### What is expected:
Reproduce each line of the material precisely.

### Material shown:
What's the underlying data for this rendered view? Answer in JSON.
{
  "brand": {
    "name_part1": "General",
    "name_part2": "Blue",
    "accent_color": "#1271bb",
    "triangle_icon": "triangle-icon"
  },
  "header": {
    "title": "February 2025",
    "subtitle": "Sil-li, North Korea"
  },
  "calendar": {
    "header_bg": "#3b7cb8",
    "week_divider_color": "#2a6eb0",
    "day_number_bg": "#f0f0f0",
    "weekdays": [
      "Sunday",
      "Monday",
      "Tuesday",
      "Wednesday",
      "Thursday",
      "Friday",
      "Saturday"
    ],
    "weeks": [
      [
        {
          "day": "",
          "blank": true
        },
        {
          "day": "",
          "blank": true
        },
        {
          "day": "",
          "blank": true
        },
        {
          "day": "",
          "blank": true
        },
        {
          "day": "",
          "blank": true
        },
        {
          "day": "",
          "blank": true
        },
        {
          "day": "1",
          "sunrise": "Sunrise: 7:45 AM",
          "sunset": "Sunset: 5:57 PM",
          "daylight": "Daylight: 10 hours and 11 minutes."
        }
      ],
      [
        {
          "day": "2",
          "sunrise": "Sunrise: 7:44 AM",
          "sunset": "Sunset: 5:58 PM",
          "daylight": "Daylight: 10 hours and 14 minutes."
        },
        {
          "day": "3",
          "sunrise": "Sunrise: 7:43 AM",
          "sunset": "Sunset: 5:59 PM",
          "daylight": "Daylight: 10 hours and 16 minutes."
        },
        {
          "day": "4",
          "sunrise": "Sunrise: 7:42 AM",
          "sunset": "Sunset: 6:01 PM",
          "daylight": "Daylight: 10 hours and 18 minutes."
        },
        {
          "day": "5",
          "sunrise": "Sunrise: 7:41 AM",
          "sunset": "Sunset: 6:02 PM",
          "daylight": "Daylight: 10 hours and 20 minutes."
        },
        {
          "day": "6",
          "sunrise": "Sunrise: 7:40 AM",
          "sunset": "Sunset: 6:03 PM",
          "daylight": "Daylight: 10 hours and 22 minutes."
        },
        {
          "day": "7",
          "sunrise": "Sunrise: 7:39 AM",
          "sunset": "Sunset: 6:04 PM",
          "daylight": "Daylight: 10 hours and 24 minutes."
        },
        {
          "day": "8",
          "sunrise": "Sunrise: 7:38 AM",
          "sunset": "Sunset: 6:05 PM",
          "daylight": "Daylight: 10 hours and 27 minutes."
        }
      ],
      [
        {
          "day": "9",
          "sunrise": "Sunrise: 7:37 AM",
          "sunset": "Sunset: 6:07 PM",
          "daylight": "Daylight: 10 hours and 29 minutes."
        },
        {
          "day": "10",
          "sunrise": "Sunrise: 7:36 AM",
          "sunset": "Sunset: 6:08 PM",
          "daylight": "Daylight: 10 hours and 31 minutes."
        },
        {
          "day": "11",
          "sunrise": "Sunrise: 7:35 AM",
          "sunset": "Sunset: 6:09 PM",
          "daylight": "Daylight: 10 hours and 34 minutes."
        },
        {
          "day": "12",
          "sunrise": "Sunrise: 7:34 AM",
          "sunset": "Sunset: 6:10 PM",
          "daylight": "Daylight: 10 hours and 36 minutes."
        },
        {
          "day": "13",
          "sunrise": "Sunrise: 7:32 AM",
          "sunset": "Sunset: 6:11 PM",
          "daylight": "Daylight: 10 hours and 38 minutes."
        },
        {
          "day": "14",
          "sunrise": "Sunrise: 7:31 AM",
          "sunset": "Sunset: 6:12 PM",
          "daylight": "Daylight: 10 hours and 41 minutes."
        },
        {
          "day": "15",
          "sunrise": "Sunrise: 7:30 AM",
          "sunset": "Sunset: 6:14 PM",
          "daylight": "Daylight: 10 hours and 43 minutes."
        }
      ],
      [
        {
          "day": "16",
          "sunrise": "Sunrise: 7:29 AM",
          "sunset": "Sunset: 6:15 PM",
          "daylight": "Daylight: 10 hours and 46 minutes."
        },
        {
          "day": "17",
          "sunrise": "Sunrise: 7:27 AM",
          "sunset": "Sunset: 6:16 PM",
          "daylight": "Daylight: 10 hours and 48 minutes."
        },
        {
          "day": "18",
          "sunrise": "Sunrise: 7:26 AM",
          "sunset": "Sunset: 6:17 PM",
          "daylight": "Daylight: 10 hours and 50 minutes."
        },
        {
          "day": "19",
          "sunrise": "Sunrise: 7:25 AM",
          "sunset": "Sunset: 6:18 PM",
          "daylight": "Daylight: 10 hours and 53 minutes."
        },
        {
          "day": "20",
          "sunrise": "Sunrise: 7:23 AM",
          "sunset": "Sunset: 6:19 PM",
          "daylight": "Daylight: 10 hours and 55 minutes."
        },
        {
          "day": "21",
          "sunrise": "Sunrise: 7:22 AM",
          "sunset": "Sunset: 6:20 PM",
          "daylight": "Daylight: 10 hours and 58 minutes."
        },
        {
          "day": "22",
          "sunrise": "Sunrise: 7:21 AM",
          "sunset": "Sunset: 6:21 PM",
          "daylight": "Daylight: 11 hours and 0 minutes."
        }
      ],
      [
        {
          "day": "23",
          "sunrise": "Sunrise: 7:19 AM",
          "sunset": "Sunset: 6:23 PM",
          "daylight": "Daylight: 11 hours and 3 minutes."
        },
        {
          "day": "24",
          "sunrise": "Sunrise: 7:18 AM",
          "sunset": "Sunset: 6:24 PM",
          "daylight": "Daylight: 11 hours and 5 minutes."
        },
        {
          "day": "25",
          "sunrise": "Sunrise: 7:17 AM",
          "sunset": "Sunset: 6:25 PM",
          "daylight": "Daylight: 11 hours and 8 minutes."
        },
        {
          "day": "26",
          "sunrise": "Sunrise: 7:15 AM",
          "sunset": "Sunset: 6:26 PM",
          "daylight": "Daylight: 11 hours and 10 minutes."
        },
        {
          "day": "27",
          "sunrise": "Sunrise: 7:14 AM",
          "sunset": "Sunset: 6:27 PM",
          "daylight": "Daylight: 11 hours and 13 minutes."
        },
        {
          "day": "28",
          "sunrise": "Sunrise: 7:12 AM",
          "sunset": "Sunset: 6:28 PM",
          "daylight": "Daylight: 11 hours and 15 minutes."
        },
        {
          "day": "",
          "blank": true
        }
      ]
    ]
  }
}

### Exercise output:
What's the underlying data for this rendered view? Answer in JSON.
{
  "brand": {
    "name_part1": "General",
    "name_part2": "Blue",
    "accent_color": "#1271bb",
    "triangle_icon": "triangle-icon"
  },
  "header": {
    "title": "February 2025",
    "subtitle": "Sil-li, North Korea"
  },
  "calendar": {
    "header_bg": "#3b7cb8",
    "week_divider_color": "#2a6eb0",
    "day_number_bg": "#f0f0f0",
    "weekdays": [
      "Sunday",
      "Monday",
      "Tuesday",
      "Wednesday",
      "Thursday",
      "Friday",
      "Saturday"
    ],
    "weeks": [
      [
        {
          "day": "",
          "blank": true
        },
        {
          "day": "",
          "blank": true
        },
        {
          "day": "",
          "blank": true
        },
        {
          "day": "",
          "blank": true
        },
        {
          "day": "",
          "blank": true
        },
        {
          "day": "",
          "blank": true
        },
        {
          "day": "1",
          "sunrise": "Sunrise: 7:45 AM",
          "sunset": "Sunset: 5:57 PM",
          "daylight": "Daylight: 10 hours and 11 minutes."
        }
      ],
      [
        {
          "day": "2",
          "sunrise": "Sunrise: 7:44 AM",
          "sunset": "Sunset: 5:58 PM",
          "daylight": "Daylight: 10 hours and 14 minutes."
        },
        {
          "day": "3",
          "sunrise": "Sunrise: 7:43 AM",
          "sunset": "Sunset: 5:59 PM",
          "daylight": "Daylight: 10 hours and 16 minutes."
        },
        {
          "day": "4",
          "sunrise": "Sunrise: 7:42 AM",
          "sunset": "Sunset: 6:01 PM",
          "daylight": "Daylight: 10 hours and 18 minutes."
        },
        {
          "day": "5",
          "sunrise": "Sunrise: 7:41 AM",
          "sunset": "Sunset: 6:02 PM",
          "daylight": "Daylight: 10 hours and 20 minutes."
        },
        {
          "day": "6",
          "sunrise": "Sunrise: 7:40 AM",
          "sunset": "Sunset: 6:03 PM",
          "daylight": "Daylight: 10 hours and 22 minutes."
        },
        {
          "day": "7",
          "sunrise": "Sunrise: 7:39 AM",
          "sunset": "Sunset: 6:04 PM",
          "daylight": "Daylight: 10 hours and 24 minutes."
        },
        {
          "day": "8",
          "sunrise": "Sunrise: 7:38 AM",
          "sunset": "Sunset: 6:05 PM",
          "daylight": "Daylight: 10 hours and 27 minutes."
        }
      ],
      [
        {
          "day": "9",
          "sunrise": "Sunrise: 7:37 AM",
          "sunset": "Sunset: 6:07 PM",
          "daylight": "Daylight: 10 hours and 29 minutes."
        },
        {
          "day": "10",
          "sunrise": "Sunrise: 7:36 AM",
          "sunset": "Sunset: 6:08 PM",
          "daylight": "Daylight: 10 hours and 31 minutes."
        },
        {
          "day": "11",
          "sunrise": "Sunrise: 7:35 AM",
          "sunset": "Sunset: 6:09 PM",
          "daylight": "Daylight: 10 hours and 34 minutes."
        },
        {
          "day": "12",
          "sunrise": "Sunrise: 7:34 AM",
          "sunset": "Sunset: 6:10 PM",
          "daylight": "Daylight: 10 hours and 36 minutes."
        },
        {
          "day": "13",
          "sunrise": "Sunrise: 7:32 AM",
          "sunset": "Sunset: 6:11 PM",
          "daylight": "Daylight: 10 hours and 38 minutes."
        },
        {
          "day": "14",
          "sunrise": "Sunrise: 7:31 AM",
          "sunset": "Sunset: 6:12 PM",
          "daylight": "Daylight: 10 hours and 41 minutes."
        },
        {
          "day": "15",
          "sunrise": "Sunrise: 7:30 AM",
          "sunset": "Sunset: 6:14 PM",
          "daylight": "Daylight: 10 hours and 43 minutes."
        }
      ],
      [
        {
          "day": "16",
          "sunrise": "Sunrise: 7:29 AM",
          "sunset": "Sunset: 6:15 PM",
          "daylight": "Daylight: 10 hours and 46 minutes."
        },
        {
          "day": "17",
          "sunrise": "Sunrise: 7:27 AM",
          "sunset": "Sunset: 6:16 PM",
          "daylight": "Daylight: 10 hours and 48 minutes."
        },
        {
          "day": "18",
          "sunrise": "Sunrise: 7:26 AM",
          "sunset": "Sunset: 6:17 PM",
          "daylight": "Daylight: 10 hours and 50 minutes."
        },
        {
          "day": "19",
          "sunrise": "Sunrise: 7:25 AM",
          "sunset": "Sunset: 6:18 PM",
          "daylight": "Daylight: 10 hours and 53 minutes."
        },
        {
          "day": "20",
          "sunrise": "Sunrise: 7:23 AM",
          "sunset": "Sunset: 6:19 PM",
          "daylight": "Daylight: 10 hours and 55 minutes."
        },
        {
          "day": "21",
          "sunrise": "Sunrise: 7:22 AM",
          "sunset": "Sunset: 6:20 PM",
          "daylight": "Daylight: 10 hours and 58 minutes."
        },
        {
          "day": "22",
          "sunrise": "Sunrise: 7:21 AM",
          "sunset": "Sunset: 6:21 PM",
          "daylight": "Daylight: 11 hours and 0 minutes."
        }
      ],
      [
        {
          "day": "23",
          "sunrise": "Sunrise: 7:19 AM",
          "sunset": "Sunset: 6:23 PM",
          "daylight": "Daylight: 11 hours and 3 minutes."
        },
        {
          "day": "24",
          "sunrise": "Sunrise: 7:18 AM",
          "sunset": "Sunset: 6:24 PM",
          "daylight": "Daylight: 11 hours and 5 minutes."
        },
        {
          "day": "25",
          "sunrise": "Sunrise: 7:17 AM",
          "sunset": "Sunset: 6:25 PM",
          "daylight": "Daylight: 11 hours and 8 minutes."
        },
        {
          "day": "26",
          "sunrise": "Sunrise: 7:15 AM",
          "sunset": "Sunset: 6:26 PM",
          "daylight": "Daylight: 11 hours and 10 minutes."
        },
        {
          "day": "27",
          "sunrise": "Sunrise: 7:14 AM",
          "sunset": "Sunset: 6:27 PM",
          "daylight": "Daylight: 11 hours and 13 minutes."
        },
        {
          "day": "28",
          "sunrise": "Sunrise: 7:12 AM",
          "sunset": "Sunset: 6:28 PM",
          "daylight": "Daylight: 11 hours and 15 minutes."
        },
        {
          "day": "",
          "blank": true
        }
      ]
    ]
  }
}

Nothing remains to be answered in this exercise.